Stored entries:
:::

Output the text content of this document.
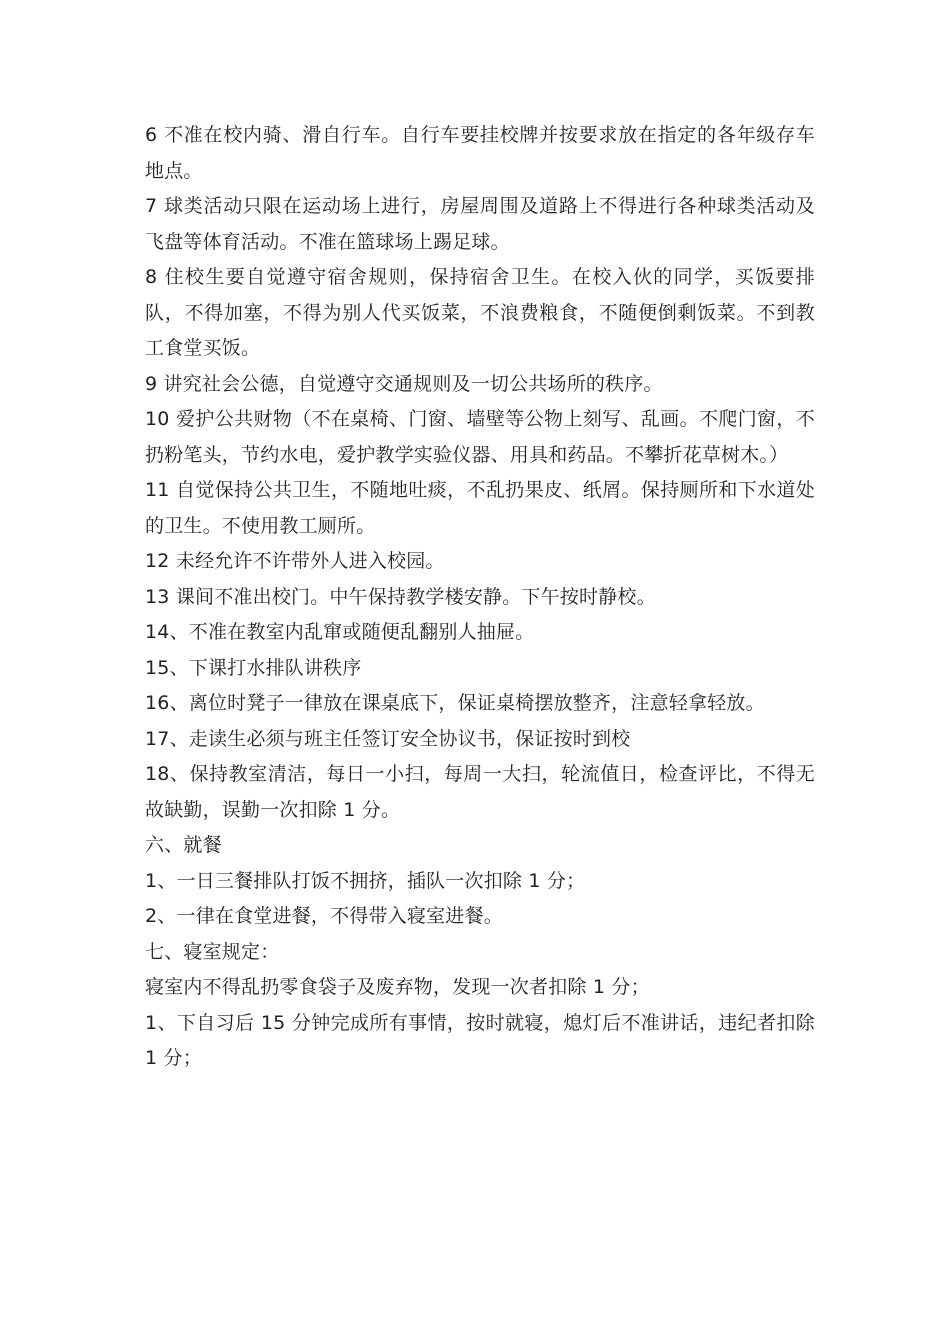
6 不准在校内骑、滑自行车。自行车要挂校牌并按要求放在指定的各年级存车地点。

7 球类活动只限在运动场上进行，房屋周围及道路上不得进行各种球类活动及飞盘等体育活动。不准在篮球场上踢足球。

8 住校生要自觉遵守宿舍规则，保持宿舍卫生。在校入伙的同学，买饭要排队，不得加塞，不得为别人代买饭菜，不浪费粮食，不随便倒剩饭菜。不到教工食堂买饭。

9 讲究社会公德，自觉遵守交通规则及一切公共场所的秩序。

10 爱护公共财物（不在桌椅、门窗、墙壁等公物上刻写、乱画。不爬门窗，不扔粉笔头，节约水电，爱护教学实验仪器、用具和药品。不攀折花草树木。）

11 自觉保持公共卫生，不随地吐痰，不乱扔果皮、纸屑。保持厕所和下水道处的卫生。不使用教工厕所。

12 未经允许不许带外人进入校园。

13 课间不准出校门。中午保持教学楼安静。下午按时静校。

14、不准在教室内乱窜或随便乱翻别人抽屉。

15、下课打水排队讲秩序

16、离位时凳子一律放在课桌底下，保证桌椅摆放整齐，注意轻拿轻放。

17、走读生必须与班主任签订安全协议书，保证按时到校

18、保持教室清洁，每日一小扫，每周一大扫，轮流值日，检查评比，不得无故缺勤，误勤一次扣除 1 分。

六、就餐

1、一日三餐排队打饭不拥挤，插队一次扣除 1 分；

2、一律在食堂进餐，不得带入寝室进餐。

七、寝室规定：

寝室内不得乱扔零食袋子及废弃物，发现一次者扣除 1 分；

1、下自习后 15 分钟完成所有事情，按时就寝，熄灯后不准讲话，违纪者扣除 1 分；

:::

* EXERCISE GOAL *
Repeat the data exactly, dropping every picture it holds.

* TASK ANSWER *
Output the text content of this document.
6 不准在校内骑、滑自行车。自行车要挂校牌并按要求放在指定的各年级存车地点。

7 球类活动只限在运动场上进行，房屋周围及道路上不得进行各种球类活动及飞盘等体育活动。不准在篮球场上踢足球。

8 住校生要自觉遵守宿舍规则，保持宿舍卫生。在校入伙的同学，买饭要排队，不得加塞，不得为别人代买饭菜，不浪费粮食，不随便倒剩饭菜。不到教工食堂买饭。

9 讲究社会公德，自觉遵守交通规则及一切公共场所的秩序。

10 爱护公共财物（不在桌椅、门窗、墙壁等公物上刻写、乱画。不爬门窗，不扔粉笔头，节约水电，爱护教学实验仪器、用具和药品。不攀折花草树木。）

11 自觉保持公共卫生，不随地吐痰，不乱扔果皮、纸屑。保持厕所和下水道处的卫生。不使用教工厕所。

12 未经允许不许带外人进入校园。

13 课间不准出校门。中午保持教学楼安静。下午按时静校。

14、不准在教室内乱窜或随便乱翻别人抽屉。

15、下课打水排队讲秩序

16、离位时凳子一律放在课桌底下，保证桌椅摆放整齐，注意轻拿轻放。

17、走读生必须与班主任签订安全协议书，保证按时到校

18、保持教室清洁，每日一小扫，每周一大扫，轮流值日，检查评比，不得无故缺勤，误勤一次扣除 1 分。

六、就餐

1、一日三餐排队打饭不拥挤，插队一次扣除 1 分；

2、一律在食堂进餐，不得带入寝室进餐。

七、寝室规定：

寝室内不得乱扔零食袋子及废弃物，发现一次者扣除 1 分；

1、下自习后 15 分钟完成所有事情，按时就寝，熄灯后不准讲话，违纪者扣除 1 分；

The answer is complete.